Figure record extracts
----------
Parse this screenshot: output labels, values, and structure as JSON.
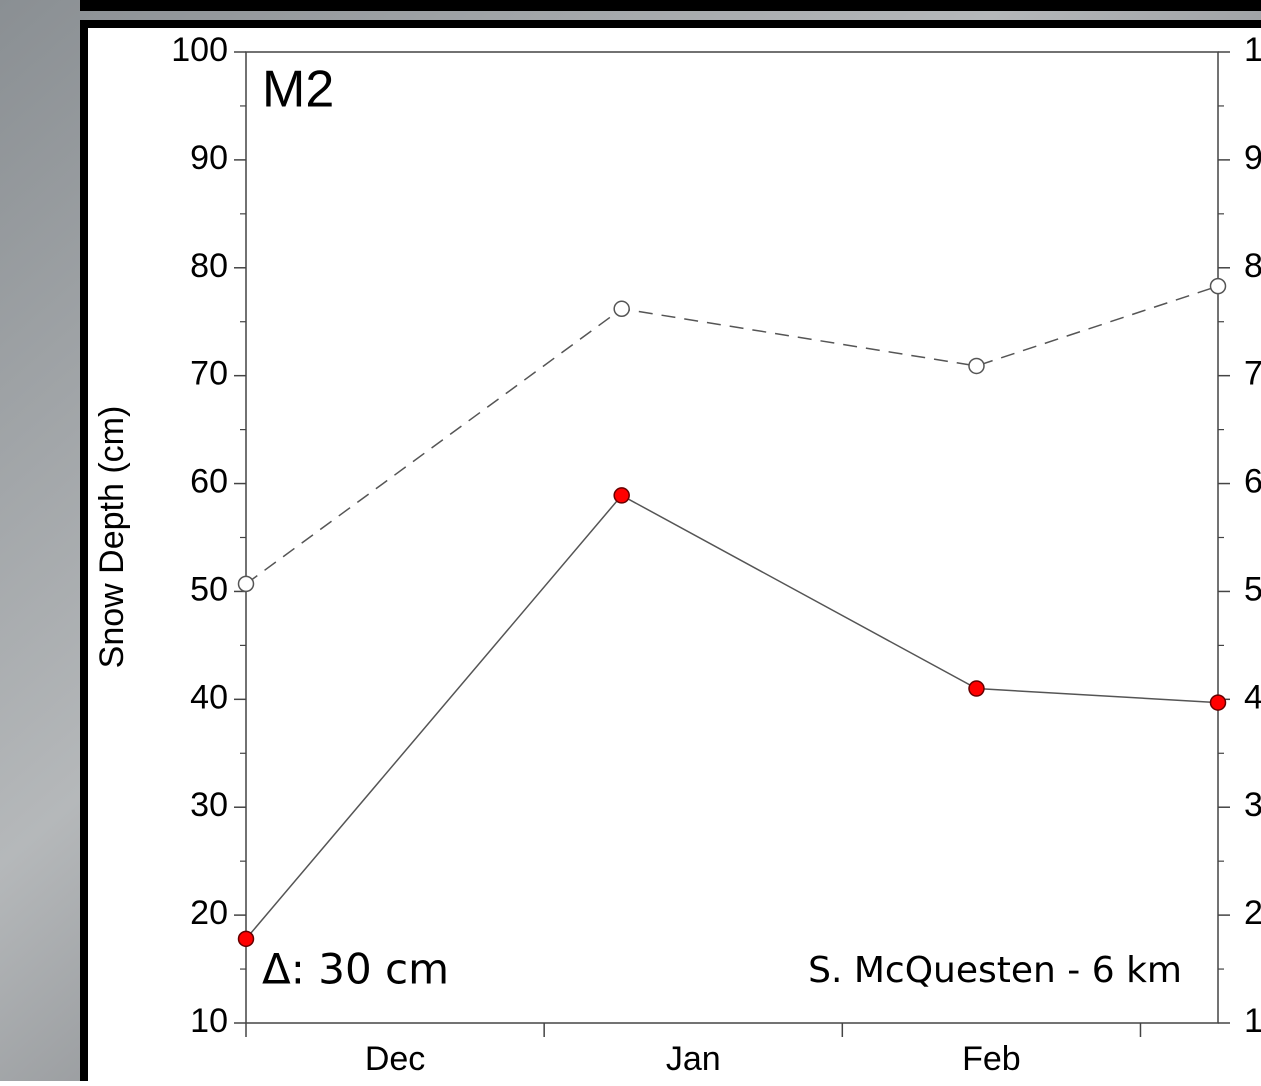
{
  "chart_data": {
    "type": "line",
    "panel_label": "M2",
    "ylabel": "Snow Depth (cm)",
    "annotations": [
      "Δ: 30 cm",
      "S. McQuesten - 6 km"
    ],
    "x": [
      0,
      1.26,
      2.45,
      3.26
    ],
    "xlim": [
      0,
      3.26
    ],
    "xticks": [
      0,
      1,
      2,
      3
    ],
    "month_labels": [
      "Dec",
      "Jan",
      "Feb"
    ],
    "series": [
      {
        "color": "#ffffff",
        "line_color": "#555555",
        "dashed": true,
        "values": [
          50.7,
          76.2,
          70.9,
          78.3
        ]
      },
      {
        "color": "#ff0000",
        "line_color": "#555555",
        "dashed": false,
        "values": [
          17.8,
          58.9,
          41.0,
          39.7
        ]
      }
    ],
    "ylim": [
      10,
      100
    ],
    "yticks": [
      10,
      20,
      30,
      40,
      50,
      60,
      70,
      80,
      90,
      100
    ],
    "right_axis": true
  }
}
----------
## What you are asked to do
Apart from the pictures, the entries above are to be repeated in full and exactly.

## Full output
Parse this screenshot: output labels, values, and structure as JSON.
{
  "chart_data": {
    "type": "line",
    "panel_label": "M2",
    "ylabel": "Snow Depth (cm)",
    "annotations": [
      "Δ: 30 cm",
      "S. McQuesten - 6 km"
    ],
    "x": [
      0,
      1.26,
      2.45,
      3.26
    ],
    "xlim": [
      0,
      3.26
    ],
    "xticks": [
      0,
      1,
      2,
      3
    ],
    "month_labels": [
      "Dec",
      "Jan",
      "Feb"
    ],
    "series": [
      {
        "color": "#ffffff",
        "line_color": "#555555",
        "dashed": true,
        "values": [
          50.7,
          76.2,
          70.9,
          78.3
        ]
      },
      {
        "color": "#ff0000",
        "line_color": "#555555",
        "dashed": false,
        "values": [
          17.8,
          58.9,
          41.0,
          39.7
        ]
      }
    ],
    "ylim": [
      10,
      100
    ],
    "yticks": [
      10,
      20,
      30,
      40,
      50,
      60,
      70,
      80,
      90,
      100
    ],
    "right_axis": true
  }
}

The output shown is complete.